### JOB
Output all of the records exactly as written.

--- START EXERCISE MATERIALS ---

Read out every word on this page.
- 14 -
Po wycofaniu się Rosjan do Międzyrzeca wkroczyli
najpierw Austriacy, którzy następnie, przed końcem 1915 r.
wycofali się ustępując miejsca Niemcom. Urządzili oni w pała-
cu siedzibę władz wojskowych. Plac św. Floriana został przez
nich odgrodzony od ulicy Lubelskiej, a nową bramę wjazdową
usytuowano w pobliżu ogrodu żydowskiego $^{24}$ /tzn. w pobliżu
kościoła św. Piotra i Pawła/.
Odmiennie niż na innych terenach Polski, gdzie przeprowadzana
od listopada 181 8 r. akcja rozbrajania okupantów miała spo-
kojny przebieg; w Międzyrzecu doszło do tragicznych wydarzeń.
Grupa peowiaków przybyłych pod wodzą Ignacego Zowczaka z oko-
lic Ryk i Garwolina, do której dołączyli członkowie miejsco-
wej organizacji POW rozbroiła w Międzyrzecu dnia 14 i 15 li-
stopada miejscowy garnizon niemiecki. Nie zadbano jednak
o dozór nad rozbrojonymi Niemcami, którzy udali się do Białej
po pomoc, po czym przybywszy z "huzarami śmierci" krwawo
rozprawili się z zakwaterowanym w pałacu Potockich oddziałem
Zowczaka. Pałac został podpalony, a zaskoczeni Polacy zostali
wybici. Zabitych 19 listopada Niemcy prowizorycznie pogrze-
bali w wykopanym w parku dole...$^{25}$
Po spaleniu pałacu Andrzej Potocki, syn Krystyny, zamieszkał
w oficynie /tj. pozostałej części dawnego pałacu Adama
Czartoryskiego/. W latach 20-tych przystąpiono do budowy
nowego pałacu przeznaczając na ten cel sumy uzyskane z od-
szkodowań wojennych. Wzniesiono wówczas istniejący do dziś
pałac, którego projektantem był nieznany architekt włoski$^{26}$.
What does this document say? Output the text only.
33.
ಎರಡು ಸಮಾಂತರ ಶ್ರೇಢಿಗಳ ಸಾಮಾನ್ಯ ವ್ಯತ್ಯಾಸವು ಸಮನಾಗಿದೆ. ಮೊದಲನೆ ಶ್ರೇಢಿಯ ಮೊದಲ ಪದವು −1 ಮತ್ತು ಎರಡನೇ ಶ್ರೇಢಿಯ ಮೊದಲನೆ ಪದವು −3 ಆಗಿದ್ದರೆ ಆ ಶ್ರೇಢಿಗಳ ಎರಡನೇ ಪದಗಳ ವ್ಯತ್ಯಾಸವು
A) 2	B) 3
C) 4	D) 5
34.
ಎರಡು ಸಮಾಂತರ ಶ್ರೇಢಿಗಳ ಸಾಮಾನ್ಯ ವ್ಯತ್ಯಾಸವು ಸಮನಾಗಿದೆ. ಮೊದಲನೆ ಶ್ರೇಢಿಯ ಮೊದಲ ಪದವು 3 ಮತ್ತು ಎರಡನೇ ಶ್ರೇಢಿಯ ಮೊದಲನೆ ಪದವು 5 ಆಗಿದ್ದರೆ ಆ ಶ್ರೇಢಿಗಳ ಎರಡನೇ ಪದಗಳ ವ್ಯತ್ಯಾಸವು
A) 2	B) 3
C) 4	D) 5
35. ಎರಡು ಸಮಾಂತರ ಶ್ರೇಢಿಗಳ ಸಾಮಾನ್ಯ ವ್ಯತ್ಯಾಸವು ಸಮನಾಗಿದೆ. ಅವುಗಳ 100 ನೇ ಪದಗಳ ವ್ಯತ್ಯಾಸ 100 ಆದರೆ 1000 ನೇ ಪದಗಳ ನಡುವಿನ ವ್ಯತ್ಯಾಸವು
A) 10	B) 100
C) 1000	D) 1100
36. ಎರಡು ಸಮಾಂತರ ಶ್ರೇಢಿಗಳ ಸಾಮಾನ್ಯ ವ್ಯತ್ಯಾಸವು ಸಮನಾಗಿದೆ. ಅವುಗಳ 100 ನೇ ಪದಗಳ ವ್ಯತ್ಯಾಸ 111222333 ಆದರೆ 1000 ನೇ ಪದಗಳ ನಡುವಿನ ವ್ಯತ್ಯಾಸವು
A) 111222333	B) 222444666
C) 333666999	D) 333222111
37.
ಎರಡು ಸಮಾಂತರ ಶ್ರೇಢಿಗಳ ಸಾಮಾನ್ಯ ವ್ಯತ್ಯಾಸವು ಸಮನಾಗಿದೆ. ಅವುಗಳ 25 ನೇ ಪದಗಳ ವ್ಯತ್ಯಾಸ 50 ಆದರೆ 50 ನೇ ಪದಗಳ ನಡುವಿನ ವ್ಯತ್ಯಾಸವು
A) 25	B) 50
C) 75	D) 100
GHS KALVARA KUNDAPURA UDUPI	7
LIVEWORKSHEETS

--- END EXERCISE MATERIALS ---

### TASK RESPONSE
Read out every word on this page.
- 14 -
Po wycofaniu się Rosjan do Międzyrzeca wkroczyli
najpierw Austriacy, którzy następnie, przed końcem 1915 r.
wycofali się ustępując miejsca Niemcom. Urządzili oni w pała-
cu siedzibę władz wojskowych. Plac św. Floriana został przez
nich odgrodzony od ulicy Lubelskiej, a nową bramę wjazdową
usytuowano w pobliżu ogrodu żydowskiego $^{24}$ /tzn. w pobliżu
kościoła św. Piotra i Pawła/.
Odmiennie niż na innych terenach Polski, gdzie przeprowadzana
od listopada 181 8 r. akcja rozbrajania okupantów miała spo-
kojny przebieg; w Międzyrzecu doszło do tragicznych wydarzeń.
Grupa peowiaków przybyłych pod wodzą Ignacego Zowczaka z oko-
lic Ryk i Garwolina, do której dołączyli członkowie miejsco-
wej organizacji POW rozbroiła w Międzyrzecu dnia 14 i 15 li-
stopada miejscowy garnizon niemiecki. Nie zadbano jednak
o dozór nad rozbrojonymi Niemcami, którzy udali się do Białej
po pomoc, po czym przybywszy z "huzarami śmierci" krwawo
rozprawili się z zakwaterowanym w pałacu Potockich oddziałem
Zowczaka. Pałac został podpalony, a zaskoczeni Polacy zostali
wybici. Zabitych 19 listopada Niemcy prowizorycznie pogrze-
bali w wykopanym w parku dole...$^{25}$
Po spaleniu pałacu Andrzej Potocki, syn Krystyny, zamieszkał
w oficynie /tj. pozostałej części dawnego pałacu Adama
Czartoryskiego/. W latach 20-tych przystąpiono do budowy
nowego pałacu przeznaczając na ten cel sumy uzyskane z od-
szkodowań wojennych. Wzniesiono wówczas istniejący do dziś
pałac, którego projektantem był nieznany architekt włoski$^{26}$.
What does this document say? Output the text only.
33.
ಎರಡು ಸಮಾಂತರ ಶ್ರೇಢಿಗಳ ಸಾಮಾನ್ಯ ವ್ಯತ್ಯಾಸವು ಸಮನಾಗಿದೆ. ಮೊದಲನೆ ಶ್ರೇಢಿಯ ಮೊದಲ ಪದವು −1 ಮತ್ತು ಎರಡನೇ ಶ್ರೇಢಿಯ ಮೊದಲನೆ ಪದವು −3 ಆಗಿದ್ದರೆ ಆ ಶ್ರೇಢಿಗಳ ಎರಡನೇ ಪದಗಳ ವ್ಯತ್ಯಾಸವು
A) 2	B) 3
C) 4	D) 5
34.
ಎರಡು ಸಮಾಂತರ ಶ್ರೇಢಿಗಳ ಸಾಮಾನ್ಯ ವ್ಯತ್ಯಾಸವು ಸಮನಾಗಿದೆ. ಮೊದಲನೆ ಶ್ರೇಢಿಯ ಮೊದಲ ಪದವು 3 ಮತ್ತು ಎರಡನೇ ಶ್ರೇಢಿಯ ಮೊದಲನೆ ಪದವು 5 ಆಗಿದ್ದರೆ ಆ ಶ್ರೇಢಿಗಳ ಎರಡನೇ ಪದಗಳ ವ್ಯತ್ಯಾಸವು
A) 2	B) 3
C) 4	D) 5
35. ಎರಡು ಸಮಾಂತರ ಶ್ರೇಢಿಗಳ ಸಾಮಾನ್ಯ ವ್ಯತ್ಯಾಸವು ಸಮನಾಗಿದೆ. ಅವುಗಳ 100 ನೇ ಪದಗಳ ವ್ಯತ್ಯಾಸ 100 ಆದರೆ 1000 ನೇ ಪದಗಳ ನಡುವಿನ ವ್ಯತ್ಯಾಸವು
A) 10	B) 100
C) 1000	D) 1100
36. ಎರಡು ಸಮಾಂತರ ಶ್ರೇಢಿಗಳ ಸಾಮಾನ್ಯ ವ್ಯತ್ಯಾಸವು ಸಮನಾಗಿದೆ. ಅವುಗಳ 100 ನೇ ಪದಗಳ ವ್ಯತ್ಯಾಸ 111222333 ಆದರೆ 1000 ನೇ ಪದಗಳ ನಡುವಿನ ವ್ಯತ್ಯಾಸವು
A) 111222333	B) 222444666
C) 333666999	D) 333222111
37.
ಎರಡು ಸಮಾಂತರ ಶ್ರೇಢಿಗಳ ಸಾಮಾನ್ಯ ವ್ಯತ್ಯಾಸವು ಸಮನಾಗಿದೆ. ಅವುಗಳ 25 ನೇ ಪದಗಳ ವ್ಯತ್ಯಾಸ 50 ಆದರೆ 50 ನೇ ಪದಗಳ ನಡುವಿನ ವ್ಯತ್ಯಾಸವು
A) 25	B) 50
C) 75	D) 100
GHS KALVARA KUNDAPURA UDUPI	7
LIVEWORKSHEETS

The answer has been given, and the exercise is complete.